Exercise brief => Search the data for the word "name" and copy every line that contains it.
** Start of Material provided **
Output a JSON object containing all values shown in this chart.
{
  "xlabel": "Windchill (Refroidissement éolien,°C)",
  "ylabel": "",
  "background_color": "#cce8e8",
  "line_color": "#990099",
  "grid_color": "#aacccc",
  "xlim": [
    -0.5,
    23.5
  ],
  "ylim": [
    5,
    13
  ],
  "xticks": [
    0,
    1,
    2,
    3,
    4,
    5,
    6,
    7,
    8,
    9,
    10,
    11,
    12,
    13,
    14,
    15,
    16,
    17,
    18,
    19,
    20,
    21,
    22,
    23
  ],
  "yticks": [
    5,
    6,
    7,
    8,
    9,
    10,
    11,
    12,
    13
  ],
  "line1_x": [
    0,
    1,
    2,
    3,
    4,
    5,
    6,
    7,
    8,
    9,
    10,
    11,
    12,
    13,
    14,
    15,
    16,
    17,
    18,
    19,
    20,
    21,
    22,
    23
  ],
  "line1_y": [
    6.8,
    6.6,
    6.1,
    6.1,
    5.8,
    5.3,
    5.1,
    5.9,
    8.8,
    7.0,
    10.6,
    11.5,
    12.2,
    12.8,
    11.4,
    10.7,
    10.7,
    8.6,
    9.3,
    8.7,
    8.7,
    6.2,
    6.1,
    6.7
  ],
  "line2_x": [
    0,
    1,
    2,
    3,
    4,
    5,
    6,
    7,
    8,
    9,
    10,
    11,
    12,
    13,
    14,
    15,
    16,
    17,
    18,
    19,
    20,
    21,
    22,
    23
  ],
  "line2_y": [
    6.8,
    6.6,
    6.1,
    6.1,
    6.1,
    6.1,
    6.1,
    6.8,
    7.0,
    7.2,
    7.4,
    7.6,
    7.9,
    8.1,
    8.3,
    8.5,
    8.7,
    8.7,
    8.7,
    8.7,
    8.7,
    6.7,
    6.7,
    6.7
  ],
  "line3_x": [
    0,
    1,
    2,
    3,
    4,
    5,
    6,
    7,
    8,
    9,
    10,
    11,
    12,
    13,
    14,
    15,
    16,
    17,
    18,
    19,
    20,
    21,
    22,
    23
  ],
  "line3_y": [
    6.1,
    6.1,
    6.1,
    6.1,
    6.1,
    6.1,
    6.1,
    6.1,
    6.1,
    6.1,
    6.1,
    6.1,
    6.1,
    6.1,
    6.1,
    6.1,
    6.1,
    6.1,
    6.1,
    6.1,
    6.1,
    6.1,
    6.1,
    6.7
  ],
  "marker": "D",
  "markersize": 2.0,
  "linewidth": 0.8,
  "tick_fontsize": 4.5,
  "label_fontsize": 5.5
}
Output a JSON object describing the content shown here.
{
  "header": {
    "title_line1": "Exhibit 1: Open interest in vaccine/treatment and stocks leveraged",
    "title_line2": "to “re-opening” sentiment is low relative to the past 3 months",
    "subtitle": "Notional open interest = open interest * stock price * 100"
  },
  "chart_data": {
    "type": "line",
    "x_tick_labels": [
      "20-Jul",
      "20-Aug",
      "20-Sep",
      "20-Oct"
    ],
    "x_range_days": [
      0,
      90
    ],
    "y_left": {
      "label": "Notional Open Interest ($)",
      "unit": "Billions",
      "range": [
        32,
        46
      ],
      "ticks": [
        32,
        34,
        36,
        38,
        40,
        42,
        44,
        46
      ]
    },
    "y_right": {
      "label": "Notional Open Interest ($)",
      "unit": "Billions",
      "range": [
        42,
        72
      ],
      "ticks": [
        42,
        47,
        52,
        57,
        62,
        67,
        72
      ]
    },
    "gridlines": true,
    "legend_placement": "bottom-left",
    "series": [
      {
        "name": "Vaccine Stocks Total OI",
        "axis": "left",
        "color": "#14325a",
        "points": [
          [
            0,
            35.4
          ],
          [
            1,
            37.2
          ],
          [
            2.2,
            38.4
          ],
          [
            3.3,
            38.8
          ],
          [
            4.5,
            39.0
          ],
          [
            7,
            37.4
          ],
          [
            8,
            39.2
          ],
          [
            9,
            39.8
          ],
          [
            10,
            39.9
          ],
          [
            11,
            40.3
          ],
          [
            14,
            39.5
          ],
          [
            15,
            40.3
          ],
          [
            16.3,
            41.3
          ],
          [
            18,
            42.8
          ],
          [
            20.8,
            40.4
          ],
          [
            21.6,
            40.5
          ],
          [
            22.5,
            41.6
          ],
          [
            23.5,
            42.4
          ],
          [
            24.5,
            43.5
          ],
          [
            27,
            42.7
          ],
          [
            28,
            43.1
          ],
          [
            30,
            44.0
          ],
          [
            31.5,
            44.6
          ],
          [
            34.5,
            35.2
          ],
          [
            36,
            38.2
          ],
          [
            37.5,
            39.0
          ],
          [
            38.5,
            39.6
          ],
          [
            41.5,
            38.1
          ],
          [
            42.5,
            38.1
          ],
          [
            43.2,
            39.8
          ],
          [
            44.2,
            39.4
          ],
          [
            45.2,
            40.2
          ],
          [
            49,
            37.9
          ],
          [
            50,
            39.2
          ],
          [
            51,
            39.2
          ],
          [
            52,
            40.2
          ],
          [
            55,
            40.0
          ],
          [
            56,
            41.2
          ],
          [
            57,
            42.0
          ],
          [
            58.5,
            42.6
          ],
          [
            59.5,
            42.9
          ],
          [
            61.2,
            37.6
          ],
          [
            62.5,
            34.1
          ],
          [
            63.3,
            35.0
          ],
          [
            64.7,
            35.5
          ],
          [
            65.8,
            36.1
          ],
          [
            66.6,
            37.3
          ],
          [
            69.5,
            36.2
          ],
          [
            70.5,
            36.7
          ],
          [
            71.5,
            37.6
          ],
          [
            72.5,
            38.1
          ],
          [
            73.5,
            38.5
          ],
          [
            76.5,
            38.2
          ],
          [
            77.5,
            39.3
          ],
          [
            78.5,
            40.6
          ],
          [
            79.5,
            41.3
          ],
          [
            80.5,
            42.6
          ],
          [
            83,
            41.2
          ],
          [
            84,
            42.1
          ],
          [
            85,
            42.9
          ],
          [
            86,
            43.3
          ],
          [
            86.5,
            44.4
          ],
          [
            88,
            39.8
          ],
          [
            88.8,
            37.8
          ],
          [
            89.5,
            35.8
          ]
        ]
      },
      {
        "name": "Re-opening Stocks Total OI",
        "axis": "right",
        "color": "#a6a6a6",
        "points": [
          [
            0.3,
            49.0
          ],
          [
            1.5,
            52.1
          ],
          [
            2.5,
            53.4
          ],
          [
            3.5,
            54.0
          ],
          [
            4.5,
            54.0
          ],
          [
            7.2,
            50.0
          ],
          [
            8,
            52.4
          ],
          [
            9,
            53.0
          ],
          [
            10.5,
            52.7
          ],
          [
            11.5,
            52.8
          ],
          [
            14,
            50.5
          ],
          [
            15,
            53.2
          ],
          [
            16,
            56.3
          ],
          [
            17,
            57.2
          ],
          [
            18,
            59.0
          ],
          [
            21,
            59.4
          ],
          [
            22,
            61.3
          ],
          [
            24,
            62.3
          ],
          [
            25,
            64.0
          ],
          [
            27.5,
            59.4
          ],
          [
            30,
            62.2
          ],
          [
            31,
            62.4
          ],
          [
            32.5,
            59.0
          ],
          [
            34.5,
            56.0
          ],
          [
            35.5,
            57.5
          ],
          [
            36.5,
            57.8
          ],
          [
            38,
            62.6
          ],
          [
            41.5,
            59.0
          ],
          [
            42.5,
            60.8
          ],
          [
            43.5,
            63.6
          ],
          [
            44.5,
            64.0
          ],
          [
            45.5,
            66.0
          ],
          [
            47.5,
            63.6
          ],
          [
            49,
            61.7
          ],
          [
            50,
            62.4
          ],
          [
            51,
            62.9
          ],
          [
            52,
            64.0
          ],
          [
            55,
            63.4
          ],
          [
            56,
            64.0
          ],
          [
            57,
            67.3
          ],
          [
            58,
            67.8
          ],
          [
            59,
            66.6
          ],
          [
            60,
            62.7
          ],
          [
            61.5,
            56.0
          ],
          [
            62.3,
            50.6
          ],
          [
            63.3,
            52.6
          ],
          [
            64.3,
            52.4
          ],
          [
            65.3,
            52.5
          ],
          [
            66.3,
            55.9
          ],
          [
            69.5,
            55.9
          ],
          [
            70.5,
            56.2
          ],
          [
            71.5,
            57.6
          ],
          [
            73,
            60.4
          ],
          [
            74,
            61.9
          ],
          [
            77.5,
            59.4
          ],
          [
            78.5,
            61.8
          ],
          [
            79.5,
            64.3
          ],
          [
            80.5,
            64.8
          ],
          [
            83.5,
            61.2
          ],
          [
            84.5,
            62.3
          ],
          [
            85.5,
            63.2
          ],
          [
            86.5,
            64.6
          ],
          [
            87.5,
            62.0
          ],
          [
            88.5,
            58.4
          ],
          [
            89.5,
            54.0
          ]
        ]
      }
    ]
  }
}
** End of Material provided **
Result of this task =>
        "name": "Vaccine Stocks Total OI",
        "name": "Re-opening Stocks Total OI",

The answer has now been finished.